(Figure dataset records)
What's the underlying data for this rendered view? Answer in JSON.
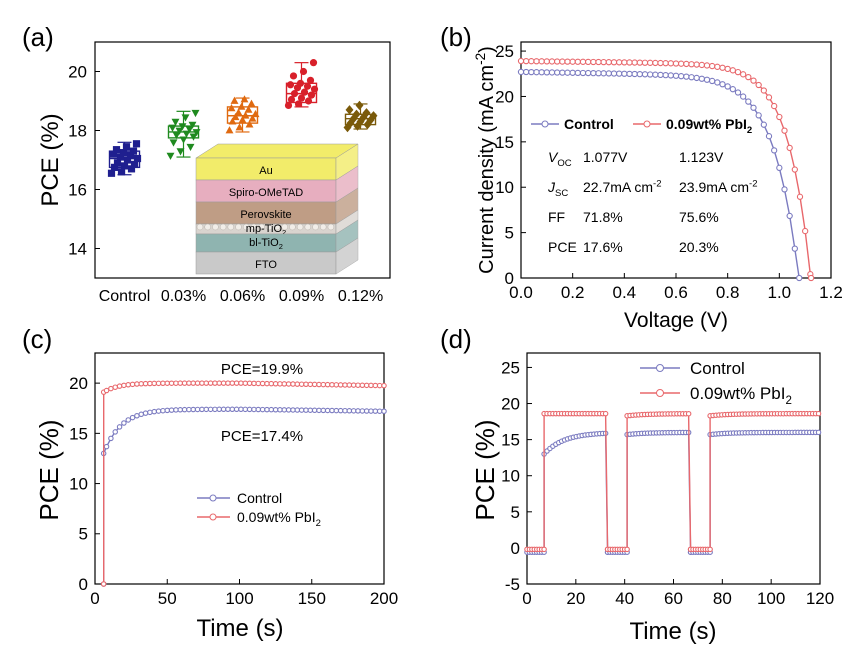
{
  "figure": {
    "panel_labels": [
      "(a)",
      "(b)",
      "(c)",
      "(d)"
    ]
  },
  "chart_data": [
    {
      "panel": "(a)",
      "type": "box",
      "ylabel": "PCE (%)",
      "xlabel": "",
      "ylim": [
        13,
        21
      ],
      "yticks": [
        14,
        16,
        18,
        20
      ],
      "categories": [
        "Control",
        "0.03%",
        "0.06%",
        "0.09%",
        "0.12%"
      ],
      "boxes": [
        {
          "category": "Control",
          "color": "#1f1f8f",
          "marker": "square",
          "min": 16.5,
          "q1": 16.75,
          "median": 17.05,
          "q3": 17.3,
          "max": 17.6,
          "points": [
            16.55,
            16.6,
            16.7,
            16.75,
            16.8,
            16.85,
            16.9,
            17.0,
            17.05,
            17.1,
            17.15,
            17.2,
            17.25,
            17.3,
            17.35,
            17.45,
            17.55
          ]
        },
        {
          "category": "0.03%",
          "color": "#1f8a1f",
          "marker": "triangle-down",
          "min": 17.1,
          "q1": 17.75,
          "median": 17.95,
          "q3": 18.15,
          "max": 18.65,
          "points": [
            17.15,
            17.3,
            17.45,
            17.6,
            17.7,
            17.8,
            17.85,
            17.9,
            17.95,
            18.0,
            18.05,
            18.1,
            18.15,
            18.2,
            18.3,
            18.45,
            18.6
          ]
        },
        {
          "category": "0.06%",
          "color": "#e06a10",
          "marker": "triangle-up",
          "min": 17.95,
          "q1": 18.25,
          "median": 18.5,
          "q3": 18.8,
          "max": 19.1,
          "points": [
            18.0,
            18.1,
            18.2,
            18.3,
            18.35,
            18.4,
            18.45,
            18.5,
            18.55,
            18.6,
            18.7,
            18.75,
            18.8,
            18.9,
            19.0,
            19.05
          ]
        },
        {
          "category": "0.09%",
          "color": "#d8202a",
          "marker": "circle",
          "min": 18.8,
          "q1": 18.95,
          "median": 19.25,
          "q3": 19.6,
          "max": 20.3,
          "points": [
            18.85,
            18.9,
            19.0,
            19.05,
            19.1,
            19.2,
            19.25,
            19.3,
            19.4,
            19.45,
            19.5,
            19.55,
            19.6,
            19.7,
            19.85,
            20.0,
            20.3
          ]
        },
        {
          "category": "0.12%",
          "color": "#7a5a0a",
          "marker": "diamond",
          "min": 18.05,
          "q1": 18.2,
          "median": 18.4,
          "q3": 18.55,
          "max": 18.9,
          "points": [
            18.1,
            18.15,
            18.2,
            18.25,
            18.3,
            18.35,
            18.4,
            18.45,
            18.5,
            18.55,
            18.6,
            18.7,
            18.85
          ]
        }
      ],
      "inset_layers": [
        {
          "label": "Au",
          "color": "#f2ec6a"
        },
        {
          "label": "Spiro-OMeTAD",
          "color": "#e7aebf"
        },
        {
          "label": "Perovskite",
          "color": "#bf9d85"
        },
        {
          "label": "mp-TiO",
          "sub": "2",
          "color": "#d9d4cf"
        },
        {
          "label": "bl-TiO",
          "sub": "2",
          "color": "#8fb4b0"
        },
        {
          "label": "FTO",
          "color": "#c9c9c9"
        }
      ]
    },
    {
      "panel": "(b)",
      "type": "line",
      "xlabel": "Voltage (V)",
      "ylabel": "Current density (mA cm",
      "ylabel_sup": "-2",
      "ylabel_end": ")",
      "xlim": [
        0,
        1.2
      ],
      "ylim": [
        0,
        26
      ],
      "xticks": [
        0.0,
        0.2,
        0.4,
        0.6,
        0.8,
        1.0,
        1.2
      ],
      "xtick_labels": [
        "0.0",
        "0.2",
        "0.4",
        "0.6",
        "0.8",
        "1.0",
        "1.2"
      ],
      "yticks": [
        0,
        5,
        10,
        15,
        20,
        25
      ],
      "series": [
        {
          "name": "Control",
          "color": "#7b7bc0",
          "jsc": 22.7,
          "voc": 1.077,
          "shape": 10.5,
          "slope": 0.45
        },
        {
          "name": "0.09wt% PbI",
          "name_sub": "2",
          "color": "#e8686c",
          "jsc": 23.9,
          "voc": 1.123,
          "shape": 11.5,
          "slope": 0.35
        }
      ],
      "table": {
        "rows": [
          {
            "param": "V",
            "param_sub": "OC",
            "control": "1.077V",
            "treated": "1.123V"
          },
          {
            "param": "J",
            "param_sub": "SC",
            "control": "22.7mA cm",
            "control_sup": "-2",
            "treated": "23.9mA cm",
            "treated_sup": "-2"
          },
          {
            "param": "FF",
            "param_sub": "",
            "control": "71.8%",
            "treated": "75.6%"
          },
          {
            "param": "PCE",
            "param_sub": "",
            "control": "17.6%",
            "treated": "20.3%"
          }
        ]
      }
    },
    {
      "panel": "(c)",
      "type": "line",
      "xlabel": "Time (s)",
      "ylabel": "PCE (%)",
      "xlim": [
        0,
        200
      ],
      "ylim": [
        0,
        23
      ],
      "xticks": [
        0,
        50,
        100,
        150,
        200
      ],
      "yticks": [
        0,
        5,
        10,
        15,
        20
      ],
      "annotations": [
        "PCE=19.9%",
        "PCE=17.4%"
      ],
      "series": [
        {
          "name": "Control",
          "color": "#7b7bc0",
          "start": 6,
          "jump": 13.0,
          "plateau": 17.4,
          "tau": 12,
          "end": 17.2
        },
        {
          "name": "0.09wt% PbI",
          "name_sub": "2",
          "color": "#e8686c",
          "start": 6,
          "jump": 19.1,
          "plateau": 20.0,
          "tau": 10,
          "end": 19.75
        }
      ]
    },
    {
      "panel": "(d)",
      "type": "line",
      "xlabel": "Time (s)",
      "ylabel": "PCE (%)",
      "xlim": [
        0,
        120
      ],
      "ylim": [
        -5,
        27
      ],
      "xticks": [
        0,
        20,
        40,
        60,
        80,
        100,
        120
      ],
      "yticks": [
        -5,
        0,
        5,
        10,
        15,
        20,
        25
      ],
      "light_on_intervals": [
        [
          7,
          33
        ],
        [
          41,
          67
        ],
        [
          75,
          120
        ]
      ],
      "series": [
        {
          "name": "Control",
          "color": "#7b7bc0",
          "off_value": -0.6,
          "on_start": 13.0,
          "on_plateau": 16.0
        },
        {
          "name": "0.09wt% PbI",
          "name_sub": "2",
          "color": "#e8686c",
          "off_value": -0.2,
          "on_start": 18.6,
          "on_plateau": 18.6
        }
      ]
    }
  ]
}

* _Exercise requirements_
All of the entries above should be duplicated exactly, except for the pictures.

* _Response_
What's the underlying data for this rendered view? Answer in JSON.
{
  "figure": {
    "panel_labels": [
      "(a)",
      "(b)",
      "(c)",
      "(d)"
    ]
  },
  "chart_data": [
    {
      "panel": "(a)",
      "type": "box",
      "ylabel": "PCE (%)",
      "xlabel": "",
      "ylim": [
        13,
        21
      ],
      "yticks": [
        14,
        16,
        18,
        20
      ],
      "categories": [
        "Control",
        "0.03%",
        "0.06%",
        "0.09%",
        "0.12%"
      ],
      "boxes": [
        {
          "category": "Control",
          "color": "#1f1f8f",
          "marker": "square",
          "min": 16.5,
          "q1": 16.75,
          "median": 17.05,
          "q3": 17.3,
          "max": 17.6,
          "points": [
            16.55,
            16.6,
            16.7,
            16.75,
            16.8,
            16.85,
            16.9,
            17.0,
            17.05,
            17.1,
            17.15,
            17.2,
            17.25,
            17.3,
            17.35,
            17.45,
            17.55
          ]
        },
        {
          "category": "0.03%",
          "color": "#1f8a1f",
          "marker": "triangle-down",
          "min": 17.1,
          "q1": 17.75,
          "median": 17.95,
          "q3": 18.15,
          "max": 18.65,
          "points": [
            17.15,
            17.3,
            17.45,
            17.6,
            17.7,
            17.8,
            17.85,
            17.9,
            17.95,
            18.0,
            18.05,
            18.1,
            18.15,
            18.2,
            18.3,
            18.45,
            18.6
          ]
        },
        {
          "category": "0.06%",
          "color": "#e06a10",
          "marker": "triangle-up",
          "min": 17.95,
          "q1": 18.25,
          "median": 18.5,
          "q3": 18.8,
          "max": 19.1,
          "points": [
            18.0,
            18.1,
            18.2,
            18.3,
            18.35,
            18.4,
            18.45,
            18.5,
            18.55,
            18.6,
            18.7,
            18.75,
            18.8,
            18.9,
            19.0,
            19.05
          ]
        },
        {
          "category": "0.09%",
          "color": "#d8202a",
          "marker": "circle",
          "min": 18.8,
          "q1": 18.95,
          "median": 19.25,
          "q3": 19.6,
          "max": 20.3,
          "points": [
            18.85,
            18.9,
            19.0,
            19.05,
            19.1,
            19.2,
            19.25,
            19.3,
            19.4,
            19.45,
            19.5,
            19.55,
            19.6,
            19.7,
            19.85,
            20.0,
            20.3
          ]
        },
        {
          "category": "0.12%",
          "color": "#7a5a0a",
          "marker": "diamond",
          "min": 18.05,
          "q1": 18.2,
          "median": 18.4,
          "q3": 18.55,
          "max": 18.9,
          "points": [
            18.1,
            18.15,
            18.2,
            18.25,
            18.3,
            18.35,
            18.4,
            18.45,
            18.5,
            18.55,
            18.6,
            18.7,
            18.85
          ]
        }
      ],
      "inset_layers": [
        {
          "label": "Au",
          "color": "#f2ec6a"
        },
        {
          "label": "Spiro-OMeTAD",
          "color": "#e7aebf"
        },
        {
          "label": "Perovskite",
          "color": "#bf9d85"
        },
        {
          "label": "mp-TiO",
          "sub": "2",
          "color": "#d9d4cf"
        },
        {
          "label": "bl-TiO",
          "sub": "2",
          "color": "#8fb4b0"
        },
        {
          "label": "FTO",
          "color": "#c9c9c9"
        }
      ]
    },
    {
      "panel": "(b)",
      "type": "line",
      "xlabel": "Voltage (V)",
      "ylabel": "Current density (mA cm",
      "ylabel_sup": "-2",
      "ylabel_end": ")",
      "xlim": [
        0,
        1.2
      ],
      "ylim": [
        0,
        26
      ],
      "xticks": [
        0.0,
        0.2,
        0.4,
        0.6,
        0.8,
        1.0,
        1.2
      ],
      "xtick_labels": [
        "0.0",
        "0.2",
        "0.4",
        "0.6",
        "0.8",
        "1.0",
        "1.2"
      ],
      "yticks": [
        0,
        5,
        10,
        15,
        20,
        25
      ],
      "series": [
        {
          "name": "Control",
          "color": "#7b7bc0",
          "jsc": 22.7,
          "voc": 1.077,
          "shape": 10.5,
          "slope": 0.45
        },
        {
          "name": "0.09wt% PbI",
          "name_sub": "2",
          "color": "#e8686c",
          "jsc": 23.9,
          "voc": 1.123,
          "shape": 11.5,
          "slope": 0.35
        }
      ],
      "table": {
        "rows": [
          {
            "param": "V",
            "param_sub": "OC",
            "control": "1.077V",
            "treated": "1.123V"
          },
          {
            "param": "J",
            "param_sub": "SC",
            "control": "22.7mA cm",
            "control_sup": "-2",
            "treated": "23.9mA cm",
            "treated_sup": "-2"
          },
          {
            "param": "FF",
            "param_sub": "",
            "control": "71.8%",
            "treated": "75.6%"
          },
          {
            "param": "PCE",
            "param_sub": "",
            "control": "17.6%",
            "treated": "20.3%"
          }
        ]
      }
    },
    {
      "panel": "(c)",
      "type": "line",
      "xlabel": "Time (s)",
      "ylabel": "PCE (%)",
      "xlim": [
        0,
        200
      ],
      "ylim": [
        0,
        23
      ],
      "xticks": [
        0,
        50,
        100,
        150,
        200
      ],
      "yticks": [
        0,
        5,
        10,
        15,
        20
      ],
      "annotations": [
        "PCE=19.9%",
        "PCE=17.4%"
      ],
      "series": [
        {
          "name": "Control",
          "color": "#7b7bc0",
          "start": 6,
          "jump": 13.0,
          "plateau": 17.4,
          "tau": 12,
          "end": 17.2
        },
        {
          "name": "0.09wt% PbI",
          "name_sub": "2",
          "color": "#e8686c",
          "start": 6,
          "jump": 19.1,
          "plateau": 20.0,
          "tau": 10,
          "end": 19.75
        }
      ]
    },
    {
      "panel": "(d)",
      "type": "line",
      "xlabel": "Time (s)",
      "ylabel": "PCE (%)",
      "xlim": [
        0,
        120
      ],
      "ylim": [
        -5,
        27
      ],
      "xticks": [
        0,
        20,
        40,
        60,
        80,
        100,
        120
      ],
      "yticks": [
        -5,
        0,
        5,
        10,
        15,
        20,
        25
      ],
      "light_on_intervals": [
        [
          7,
          33
        ],
        [
          41,
          67
        ],
        [
          75,
          120
        ]
      ],
      "series": [
        {
          "name": "Control",
          "color": "#7b7bc0",
          "off_value": -0.6,
          "on_start": 13.0,
          "on_plateau": 16.0
        },
        {
          "name": "0.09wt% PbI",
          "name_sub": "2",
          "color": "#e8686c",
          "off_value": -0.2,
          "on_start": 18.6,
          "on_plateau": 18.6
        }
      ]
    }
  ]
}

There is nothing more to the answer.